*What is being asked*:
List every line in this data where the string "岗位职责" occurs.
* START Data section *
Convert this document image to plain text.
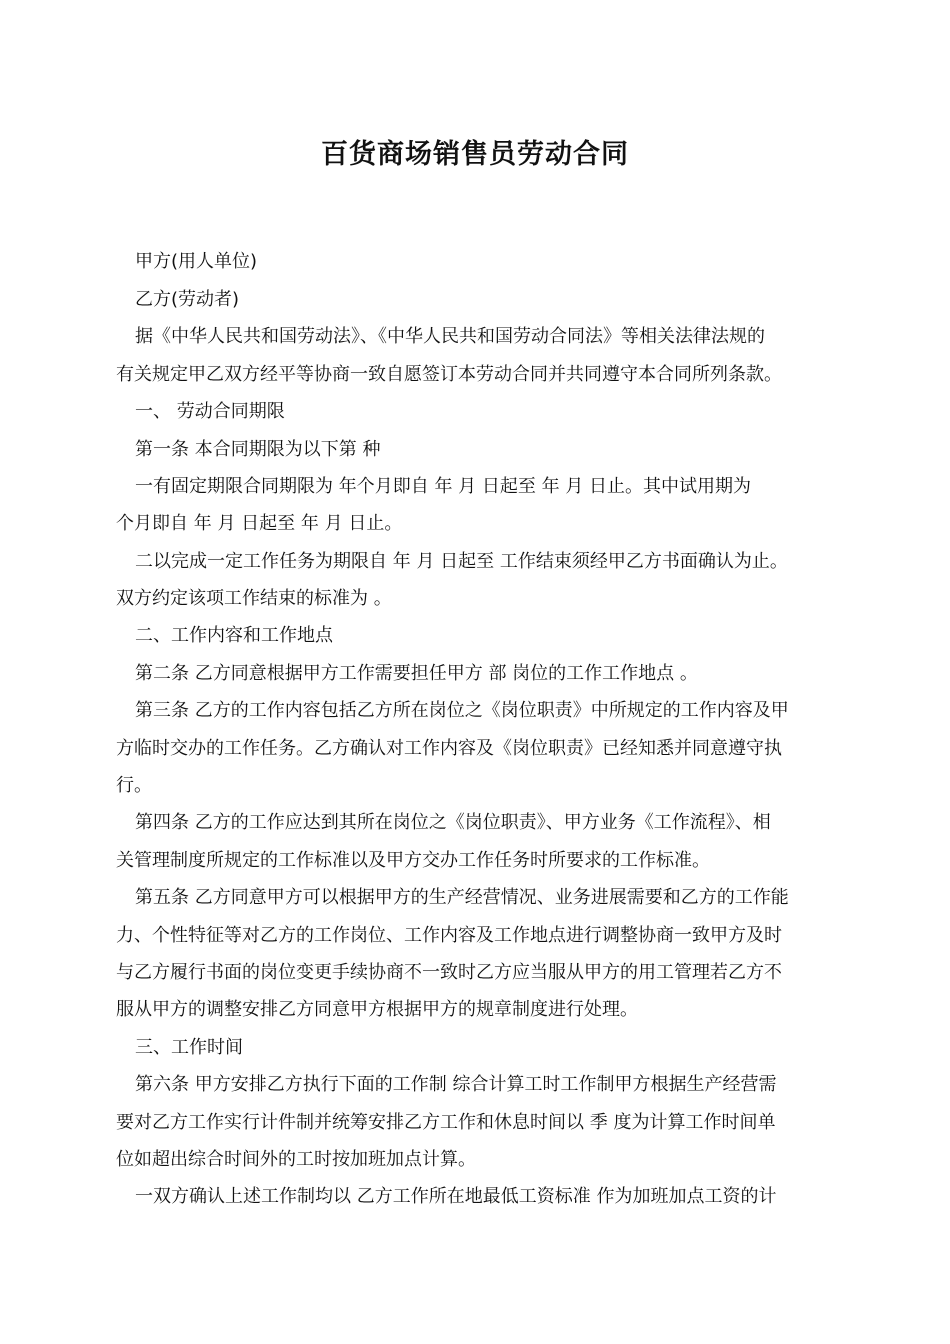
百货商场销售员劳动合同

甲方(用人单位)

乙方(劳动者)

据《中华人民共和国劳动法》、《中华人民共和国劳动合同法》等相关法律法规的

有关规定甲乙双方经平等协商一致自愿签订本劳动合同并共同遵守本合同所列条款。

一、 劳动合同期限

第一条 本合同期限为以下第 种

一有固定期限合同期限为 年个月即自 年 月 日起至 年 月 日止。其中试用期为

个月即自 年 月 日起至 年 月 日止。

二以完成一定工作任务为期限自 年 月 日起至 工作结束须经甲乙方书面确认为止。

双方约定该项工作结束的标准为 。

二、工作内容和工作地点

第二条 乙方同意根据甲方工作需要担任甲方 部 岗位的工作工作地点 。

第三条 乙方的工作内容包括乙方所在岗位之《岗位职责》中所规定的工作内容及甲

方临时交办的工作任务。乙方确认对工作内容及《岗位职责》已经知悉并同意遵守执

行。

第四条 乙方的工作应达到其所在岗位之《岗位职责》、甲方业务《工作流程》、相

关管理制度所规定的工作标准以及甲方交办工作任务时所要求的工作标准。

第五条 乙方同意甲方可以根据甲方的生产经营情况、业务进展需要和乙方的工作能

力、个性特征等对乙方的工作岗位、工作内容及工作地点进行调整协商一致甲方及时

与乙方履行书面的岗位变更手续协商不一致时乙方应当服从甲方的用工管理若乙方不

服从甲方的调整安排乙方同意甲方根据甲方的规章制度进行处理。

三、工作时间

第六条 甲方安排乙方执行下面的工作制 综合计算工时工作制甲方根据生产经营需

要对乙方工作实行计件制并统筹安排乙方工作和休息时间以 季 度为计算工作时间单

位如超出综合时间外的工时按加班加点计算。

一双方确认上述工作制均以 乙方工作所在地最低工资标准 作为加班加点工资的计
* END Data section *
*Solution to this exercise*:
第三条 乙方的工作内容包括乙方所在岗位之《岗位职责》中所规定的工作内容及甲
方临时交办的工作任务。乙方确认对工作内容及《岗位职责》已经知悉并同意遵守执
第四条 乙方的工作应达到其所在岗位之《岗位职责》、甲方业务《工作流程》、相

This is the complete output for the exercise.